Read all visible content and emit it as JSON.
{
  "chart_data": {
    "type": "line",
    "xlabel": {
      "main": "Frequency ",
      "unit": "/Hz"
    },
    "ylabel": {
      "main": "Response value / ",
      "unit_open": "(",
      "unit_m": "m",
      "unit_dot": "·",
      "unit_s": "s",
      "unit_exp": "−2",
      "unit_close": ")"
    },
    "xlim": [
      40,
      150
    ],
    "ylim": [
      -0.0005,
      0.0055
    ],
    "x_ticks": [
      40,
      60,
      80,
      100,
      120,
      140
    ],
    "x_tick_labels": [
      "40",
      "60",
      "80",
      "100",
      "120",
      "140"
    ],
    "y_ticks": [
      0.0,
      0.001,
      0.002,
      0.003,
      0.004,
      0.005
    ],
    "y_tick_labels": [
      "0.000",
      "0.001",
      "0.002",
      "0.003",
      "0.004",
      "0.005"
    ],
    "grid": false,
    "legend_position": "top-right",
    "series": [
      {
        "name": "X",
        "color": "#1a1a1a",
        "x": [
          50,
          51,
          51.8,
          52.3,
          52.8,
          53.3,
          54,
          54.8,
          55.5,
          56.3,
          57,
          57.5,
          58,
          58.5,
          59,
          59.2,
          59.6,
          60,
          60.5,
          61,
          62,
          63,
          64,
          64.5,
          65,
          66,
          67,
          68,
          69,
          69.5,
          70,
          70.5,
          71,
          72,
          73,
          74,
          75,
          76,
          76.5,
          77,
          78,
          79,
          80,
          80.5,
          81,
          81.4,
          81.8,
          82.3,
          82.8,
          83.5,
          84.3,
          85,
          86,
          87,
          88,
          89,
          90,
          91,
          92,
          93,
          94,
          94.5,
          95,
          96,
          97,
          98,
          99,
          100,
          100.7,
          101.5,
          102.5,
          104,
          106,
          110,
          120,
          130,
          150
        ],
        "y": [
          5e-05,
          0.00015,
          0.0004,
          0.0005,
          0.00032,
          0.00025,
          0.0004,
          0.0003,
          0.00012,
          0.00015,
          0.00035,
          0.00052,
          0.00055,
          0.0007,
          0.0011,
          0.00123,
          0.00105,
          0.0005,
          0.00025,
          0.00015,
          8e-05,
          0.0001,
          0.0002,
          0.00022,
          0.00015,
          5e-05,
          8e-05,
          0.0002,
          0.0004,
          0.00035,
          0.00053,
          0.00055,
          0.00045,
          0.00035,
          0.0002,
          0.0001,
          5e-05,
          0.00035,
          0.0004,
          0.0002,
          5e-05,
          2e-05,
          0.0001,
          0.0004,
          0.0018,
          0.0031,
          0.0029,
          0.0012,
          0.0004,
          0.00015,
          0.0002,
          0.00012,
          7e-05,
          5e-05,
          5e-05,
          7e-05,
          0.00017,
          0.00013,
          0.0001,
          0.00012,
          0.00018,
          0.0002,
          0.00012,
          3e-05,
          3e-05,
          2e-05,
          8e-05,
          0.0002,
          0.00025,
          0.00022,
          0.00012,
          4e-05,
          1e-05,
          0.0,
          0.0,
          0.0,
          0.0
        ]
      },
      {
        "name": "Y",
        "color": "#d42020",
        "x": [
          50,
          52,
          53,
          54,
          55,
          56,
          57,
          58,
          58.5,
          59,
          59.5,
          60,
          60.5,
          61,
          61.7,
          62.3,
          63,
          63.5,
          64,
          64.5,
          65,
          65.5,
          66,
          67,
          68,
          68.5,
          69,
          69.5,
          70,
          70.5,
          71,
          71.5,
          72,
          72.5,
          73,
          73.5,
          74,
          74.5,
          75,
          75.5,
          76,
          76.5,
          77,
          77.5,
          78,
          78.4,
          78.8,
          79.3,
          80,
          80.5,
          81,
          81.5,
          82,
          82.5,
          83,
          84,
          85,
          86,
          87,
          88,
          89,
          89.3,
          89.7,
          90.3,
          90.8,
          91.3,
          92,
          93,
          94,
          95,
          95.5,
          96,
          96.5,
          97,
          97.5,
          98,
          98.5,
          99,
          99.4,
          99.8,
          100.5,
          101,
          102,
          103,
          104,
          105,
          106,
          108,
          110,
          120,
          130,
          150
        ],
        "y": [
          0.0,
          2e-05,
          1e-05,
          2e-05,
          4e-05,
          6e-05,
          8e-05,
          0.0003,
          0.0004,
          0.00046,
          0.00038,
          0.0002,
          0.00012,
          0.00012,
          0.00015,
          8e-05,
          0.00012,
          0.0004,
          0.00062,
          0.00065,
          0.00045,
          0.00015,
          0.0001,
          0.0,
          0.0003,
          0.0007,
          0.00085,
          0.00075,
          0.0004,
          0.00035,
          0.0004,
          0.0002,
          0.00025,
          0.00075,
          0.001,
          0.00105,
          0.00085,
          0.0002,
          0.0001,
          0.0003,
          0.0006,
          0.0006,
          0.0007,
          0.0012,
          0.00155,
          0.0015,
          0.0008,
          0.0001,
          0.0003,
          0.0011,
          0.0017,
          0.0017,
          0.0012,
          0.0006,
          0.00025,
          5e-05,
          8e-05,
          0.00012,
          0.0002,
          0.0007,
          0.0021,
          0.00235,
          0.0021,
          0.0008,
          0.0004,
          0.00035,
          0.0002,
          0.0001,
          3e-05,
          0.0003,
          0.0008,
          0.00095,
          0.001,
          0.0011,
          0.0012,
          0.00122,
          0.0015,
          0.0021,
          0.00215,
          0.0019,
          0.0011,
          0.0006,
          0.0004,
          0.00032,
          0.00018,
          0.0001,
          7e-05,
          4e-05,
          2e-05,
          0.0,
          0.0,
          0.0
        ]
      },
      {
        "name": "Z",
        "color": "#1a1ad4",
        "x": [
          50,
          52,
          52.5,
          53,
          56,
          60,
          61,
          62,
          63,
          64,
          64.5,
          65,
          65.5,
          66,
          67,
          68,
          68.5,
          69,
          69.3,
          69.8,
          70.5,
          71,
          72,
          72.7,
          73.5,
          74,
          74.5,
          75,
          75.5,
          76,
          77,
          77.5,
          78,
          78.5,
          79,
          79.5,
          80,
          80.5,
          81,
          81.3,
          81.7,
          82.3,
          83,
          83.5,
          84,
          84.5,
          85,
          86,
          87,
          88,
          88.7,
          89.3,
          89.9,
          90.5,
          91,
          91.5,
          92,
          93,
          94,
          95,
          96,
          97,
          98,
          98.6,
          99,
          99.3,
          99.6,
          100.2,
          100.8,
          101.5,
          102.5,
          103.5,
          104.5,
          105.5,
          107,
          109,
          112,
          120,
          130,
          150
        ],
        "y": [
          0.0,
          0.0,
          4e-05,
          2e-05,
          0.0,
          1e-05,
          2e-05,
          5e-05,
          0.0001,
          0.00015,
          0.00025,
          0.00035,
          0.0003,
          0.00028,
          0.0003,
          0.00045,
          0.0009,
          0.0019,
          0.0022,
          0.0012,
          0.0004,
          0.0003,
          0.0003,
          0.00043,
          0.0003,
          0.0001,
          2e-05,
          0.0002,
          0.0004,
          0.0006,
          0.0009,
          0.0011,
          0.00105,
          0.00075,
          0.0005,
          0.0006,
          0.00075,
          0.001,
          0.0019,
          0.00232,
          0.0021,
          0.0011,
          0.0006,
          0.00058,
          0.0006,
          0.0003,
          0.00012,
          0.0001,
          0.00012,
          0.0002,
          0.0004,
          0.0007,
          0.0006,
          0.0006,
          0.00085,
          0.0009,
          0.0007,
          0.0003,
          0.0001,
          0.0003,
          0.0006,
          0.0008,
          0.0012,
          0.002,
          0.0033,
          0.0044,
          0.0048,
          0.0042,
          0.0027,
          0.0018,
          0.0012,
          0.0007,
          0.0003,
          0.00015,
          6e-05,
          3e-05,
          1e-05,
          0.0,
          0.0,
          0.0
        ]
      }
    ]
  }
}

###

Quote all of the entries exactly as they appear.

» **ANSWER BELOW**
Read all visible content and emit it as JSON.
{
  "chart_data": {
    "type": "line",
    "xlabel": {
      "main": "Frequency ",
      "unit": "/Hz"
    },
    "ylabel": {
      "main": "Response value / ",
      "unit_open": "(",
      "unit_m": "m",
      "unit_dot": "·",
      "unit_s": "s",
      "unit_exp": "−2",
      "unit_close": ")"
    },
    "xlim": [
      40,
      150
    ],
    "ylim": [
      -0.0005,
      0.0055
    ],
    "x_ticks": [
      40,
      60,
      80,
      100,
      120,
      140
    ],
    "x_tick_labels": [
      "40",
      "60",
      "80",
      "100",
      "120",
      "140"
    ],
    "y_ticks": [
      0.0,
      0.001,
      0.002,
      0.003,
      0.004,
      0.005
    ],
    "y_tick_labels": [
      "0.000",
      "0.001",
      "0.002",
      "0.003",
      "0.004",
      "0.005"
    ],
    "grid": false,
    "legend_position": "top-right",
    "series": [
      {
        "name": "X",
        "color": "#1a1a1a",
        "x": [
          50,
          51,
          51.8,
          52.3,
          52.8,
          53.3,
          54,
          54.8,
          55.5,
          56.3,
          57,
          57.5,
          58,
          58.5,
          59,
          59.2,
          59.6,
          60,
          60.5,
          61,
          62,
          63,
          64,
          64.5,
          65,
          66,
          67,
          68,
          69,
          69.5,
          70,
          70.5,
          71,
          72,
          73,
          74,
          75,
          76,
          76.5,
          77,
          78,
          79,
          80,
          80.5,
          81,
          81.4,
          81.8,
          82.3,
          82.8,
          83.5,
          84.3,
          85,
          86,
          87,
          88,
          89,
          90,
          91,
          92,
          93,
          94,
          94.5,
          95,
          96,
          97,
          98,
          99,
          100,
          100.7,
          101.5,
          102.5,
          104,
          106,
          110,
          120,
          130,
          150
        ],
        "y": [
          5e-05,
          0.00015,
          0.0004,
          0.0005,
          0.00032,
          0.00025,
          0.0004,
          0.0003,
          0.00012,
          0.00015,
          0.00035,
          0.00052,
          0.00055,
          0.0007,
          0.0011,
          0.00123,
          0.00105,
          0.0005,
          0.00025,
          0.00015,
          8e-05,
          0.0001,
          0.0002,
          0.00022,
          0.00015,
          5e-05,
          8e-05,
          0.0002,
          0.0004,
          0.00035,
          0.00053,
          0.00055,
          0.00045,
          0.00035,
          0.0002,
          0.0001,
          5e-05,
          0.00035,
          0.0004,
          0.0002,
          5e-05,
          2e-05,
          0.0001,
          0.0004,
          0.0018,
          0.0031,
          0.0029,
          0.0012,
          0.0004,
          0.00015,
          0.0002,
          0.00012,
          7e-05,
          5e-05,
          5e-05,
          7e-05,
          0.00017,
          0.00013,
          0.0001,
          0.00012,
          0.00018,
          0.0002,
          0.00012,
          3e-05,
          3e-05,
          2e-05,
          8e-05,
          0.0002,
          0.00025,
          0.00022,
          0.00012,
          4e-05,
          1e-05,
          0.0,
          0.0,
          0.0,
          0.0
        ]
      },
      {
        "name": "Y",
        "color": "#d42020",
        "x": [
          50,
          52,
          53,
          54,
          55,
          56,
          57,
          58,
          58.5,
          59,
          59.5,
          60,
          60.5,
          61,
          61.7,
          62.3,
          63,
          63.5,
          64,
          64.5,
          65,
          65.5,
          66,
          67,
          68,
          68.5,
          69,
          69.5,
          70,
          70.5,
          71,
          71.5,
          72,
          72.5,
          73,
          73.5,
          74,
          74.5,
          75,
          75.5,
          76,
          76.5,
          77,
          77.5,
          78,
          78.4,
          78.8,
          79.3,
          80,
          80.5,
          81,
          81.5,
          82,
          82.5,
          83,
          84,
          85,
          86,
          87,
          88,
          89,
          89.3,
          89.7,
          90.3,
          90.8,
          91.3,
          92,
          93,
          94,
          95,
          95.5,
          96,
          96.5,
          97,
          97.5,
          98,
          98.5,
          99,
          99.4,
          99.8,
          100.5,
          101,
          102,
          103,
          104,
          105,
          106,
          108,
          110,
          120,
          130,
          150
        ],
        "y": [
          0.0,
          2e-05,
          1e-05,
          2e-05,
          4e-05,
          6e-05,
          8e-05,
          0.0003,
          0.0004,
          0.00046,
          0.00038,
          0.0002,
          0.00012,
          0.00012,
          0.00015,
          8e-05,
          0.00012,
          0.0004,
          0.00062,
          0.00065,
          0.00045,
          0.00015,
          0.0001,
          0.0,
          0.0003,
          0.0007,
          0.00085,
          0.00075,
          0.0004,
          0.00035,
          0.0004,
          0.0002,
          0.00025,
          0.00075,
          0.001,
          0.00105,
          0.00085,
          0.0002,
          0.0001,
          0.0003,
          0.0006,
          0.0006,
          0.0007,
          0.0012,
          0.00155,
          0.0015,
          0.0008,
          0.0001,
          0.0003,
          0.0011,
          0.0017,
          0.0017,
          0.0012,
          0.0006,
          0.00025,
          5e-05,
          8e-05,
          0.00012,
          0.0002,
          0.0007,
          0.0021,
          0.00235,
          0.0021,
          0.0008,
          0.0004,
          0.00035,
          0.0002,
          0.0001,
          3e-05,
          0.0003,
          0.0008,
          0.00095,
          0.001,
          0.0011,
          0.0012,
          0.00122,
          0.0015,
          0.0021,
          0.00215,
          0.0019,
          0.0011,
          0.0006,
          0.0004,
          0.00032,
          0.00018,
          0.0001,
          7e-05,
          4e-05,
          2e-05,
          0.0,
          0.0,
          0.0
        ]
      },
      {
        "name": "Z",
        "color": "#1a1ad4",
        "x": [
          50,
          52,
          52.5,
          53,
          56,
          60,
          61,
          62,
          63,
          64,
          64.5,
          65,
          65.5,
          66,
          67,
          68,
          68.5,
          69,
          69.3,
          69.8,
          70.5,
          71,
          72,
          72.7,
          73.5,
          74,
          74.5,
          75,
          75.5,
          76,
          77,
          77.5,
          78,
          78.5,
          79,
          79.5,
          80,
          80.5,
          81,
          81.3,
          81.7,
          82.3,
          83,
          83.5,
          84,
          84.5,
          85,
          86,
          87,
          88,
          88.7,
          89.3,
          89.9,
          90.5,
          91,
          91.5,
          92,
          93,
          94,
          95,
          96,
          97,
          98,
          98.6,
          99,
          99.3,
          99.6,
          100.2,
          100.8,
          101.5,
          102.5,
          103.5,
          104.5,
          105.5,
          107,
          109,
          112,
          120,
          130,
          150
        ],
        "y": [
          0.0,
          0.0,
          4e-05,
          2e-05,
          0.0,
          1e-05,
          2e-05,
          5e-05,
          0.0001,
          0.00015,
          0.00025,
          0.00035,
          0.0003,
          0.00028,
          0.0003,
          0.00045,
          0.0009,
          0.0019,
          0.0022,
          0.0012,
          0.0004,
          0.0003,
          0.0003,
          0.00043,
          0.0003,
          0.0001,
          2e-05,
          0.0002,
          0.0004,
          0.0006,
          0.0009,
          0.0011,
          0.00105,
          0.00075,
          0.0005,
          0.0006,
          0.00075,
          0.001,
          0.0019,
          0.00232,
          0.0021,
          0.0011,
          0.0006,
          0.00058,
          0.0006,
          0.0003,
          0.00012,
          0.0001,
          0.00012,
          0.0002,
          0.0004,
          0.0007,
          0.0006,
          0.0006,
          0.00085,
          0.0009,
          0.0007,
          0.0003,
          0.0001,
          0.0003,
          0.0006,
          0.0008,
          0.0012,
          0.002,
          0.0033,
          0.0044,
          0.0048,
          0.0042,
          0.0027,
          0.0018,
          0.0012,
          0.0007,
          0.0003,
          0.00015,
          6e-05,
          3e-05,
          1e-05,
          0.0,
          0.0,
          0.0
        ]
      }
    ]
  }
}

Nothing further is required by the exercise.